Extracted data entries:
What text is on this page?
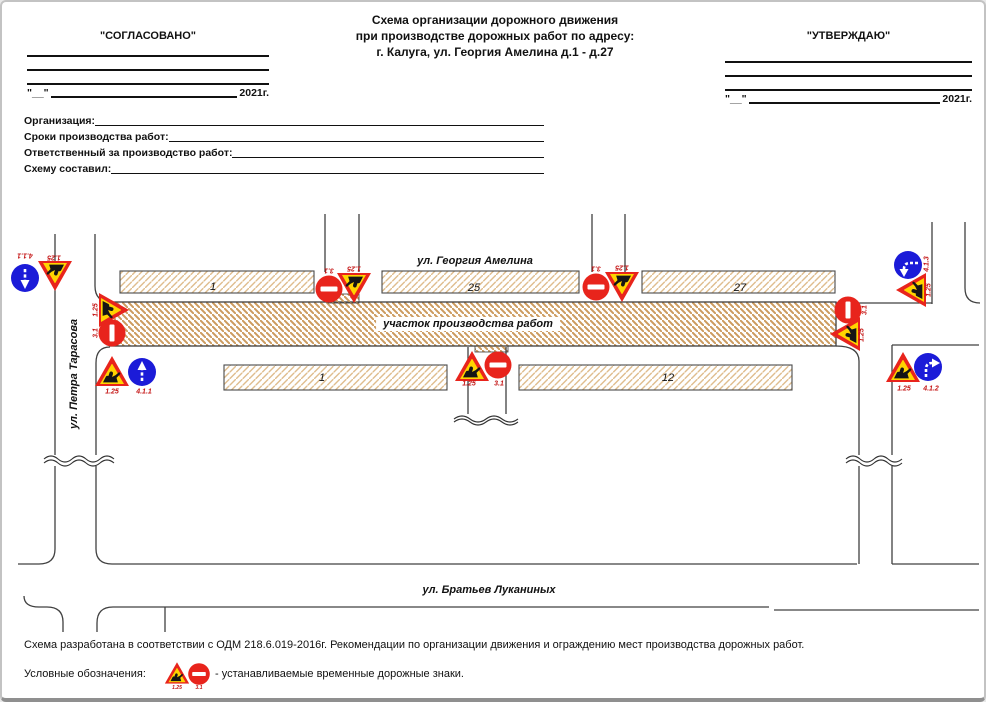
Схема организации дорожного движения
при производстве дорожных работ по адресу:
г. Калуга, ул. Георгия Амелина д.1 - д.27
"СОГЛАСОВАНО"
"__"	2021г.
"УТВЕРЖДАЮ"
"__"	2021г.
Организация:
Сроки производства работ:
Ответственный за производство работ:
Схему составил:
ул. Георгия Амелина
ул. Петра Тарасова
ул. Братьев Луканиных
участок производства работ
1	25	27
1	12
4.1.1 1.25
1.25
3.1
3.1 1.25	3.1 1.25	4.1.3
1.25
3.1
1.25
1.25 4.1.1
1.25	3.1
1.25 4.1.2
1.25	3.1
Схема разработана в соответствии с ОДМ 218.6.019-2016г. Рекомендации по организации движения и ограждению мест производства дорожных работ.
Условные обозначения:	- устанавливаемые временные дорожные знаки.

### [Work instructions]
Copy the whole of the material above exactly, but not its images.

### [Solution to the problem]
What text is on this page?
Схема организации дорожного движения
при производстве дорожных работ по адресу:
г. Калуга, ул. Георгия Амелина д.1 - д.27
"СОГЛАСОВАНО"
"__"	2021г.
"УТВЕРЖДАЮ"
"__"	2021г.
Организация:
Сроки производства работ:
Ответственный за производство работ:
Схему составил:
ул. Георгия Амелина
ул. Петра Тарасова
ул. Братьев Луканиных
участок производства работ
1	25	27
1	12
4.1.1 1.25
1.25
3.1
3.1 1.25	3.1 1.25	4.1.3
1.25
3.1
1.25
1.25 4.1.1
1.25	3.1
1.25 4.1.2
1.25	3.1
Схема разработана в соответствии с ОДМ 218.6.019-2016г. Рекомендации по организации движения и ограждению мест производства дорожных работ.
Условные обозначения:	- устанавливаемые временные дорожные знаки.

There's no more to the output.